Copy out the data below, changing "air-bearing-surface" to "air bearing surface" wherever it occurs and keeping everything else the same.

→ The data:
====
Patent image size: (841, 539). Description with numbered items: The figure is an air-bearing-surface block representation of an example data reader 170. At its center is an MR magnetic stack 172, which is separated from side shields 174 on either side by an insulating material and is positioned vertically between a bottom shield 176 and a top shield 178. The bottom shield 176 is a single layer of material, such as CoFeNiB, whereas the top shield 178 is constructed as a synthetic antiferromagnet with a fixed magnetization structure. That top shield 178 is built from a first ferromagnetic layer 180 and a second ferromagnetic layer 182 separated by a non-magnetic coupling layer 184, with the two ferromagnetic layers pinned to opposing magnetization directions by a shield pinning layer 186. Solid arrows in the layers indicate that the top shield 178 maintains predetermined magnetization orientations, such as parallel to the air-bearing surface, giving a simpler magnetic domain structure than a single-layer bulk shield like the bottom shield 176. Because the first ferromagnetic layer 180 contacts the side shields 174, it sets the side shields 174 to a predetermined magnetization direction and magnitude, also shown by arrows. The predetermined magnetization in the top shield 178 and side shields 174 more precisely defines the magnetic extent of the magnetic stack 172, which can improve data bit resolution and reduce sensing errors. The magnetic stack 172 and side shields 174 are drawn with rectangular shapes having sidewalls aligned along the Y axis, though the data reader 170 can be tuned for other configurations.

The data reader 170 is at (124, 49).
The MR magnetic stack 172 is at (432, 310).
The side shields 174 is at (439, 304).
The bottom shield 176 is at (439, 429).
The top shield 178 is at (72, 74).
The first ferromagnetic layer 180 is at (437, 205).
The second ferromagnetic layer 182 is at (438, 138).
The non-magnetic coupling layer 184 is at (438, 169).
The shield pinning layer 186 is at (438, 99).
====
→ Task result:
Patent image size: (841, 539). Description with numbered items: The figure is an air bearing surface block representation of an example data reader 170. At its center is an MR magnetic stack 172, which is separated from side shields 174 on either side by an insulating material and is positioned vertically between a bottom shield 176 and a top shield 178. The bottom shield 176 is a single layer of material, such as CoFeNiB, whereas the top shield 178 is constructed as a synthetic antiferromagnet with a fixed magnetization structure. That top shield 178 is built from a first ferromagnetic layer 180 and a second ferromagnetic layer 182 separated by a non-magnetic coupling layer 184, with the two ferromagnetic layers pinned to opposing magnetization directions by a shield pinning layer 186. Solid arrows in the layers indicate that the top shield 178 maintains predetermined magnetization orientations, such as parallel to the air-bearing surface, giving a simpler magnetic domain structure than a single-layer bulk shield like the bottom shield 176. Because the first ferromagnetic layer 180 contacts the side shields 174, it sets the side shields 174 to a predetermined magnetization direction and magnitude, also shown by arrows. The predetermined magnetization in the top shield 178 and side shields 174 more precisely defines the magnetic extent of the magnetic stack 172, which can improve data bit resolution and reduce sensing errors. The magnetic stack 172 and side shields 174 are drawn with rectangular shapes having sidewalls aligned along the Y axis, though the data reader 170 can be tuned for other configurations.

The data reader 170 is at (124, 49).
The MR magnetic stack 172 is at (432, 310).
The side shields 174 is at (439, 304).
The bottom shield 176 is at (439, 429).
The top shield 178 is at (72, 74).
The first ferromagnetic layer 180 is at (437, 205).
The second ferromagnetic layer 182 is at (438, 138).
The non-magnetic coupling layer 184 is at (438, 169).
The shield pinning layer 186 is at (438, 99).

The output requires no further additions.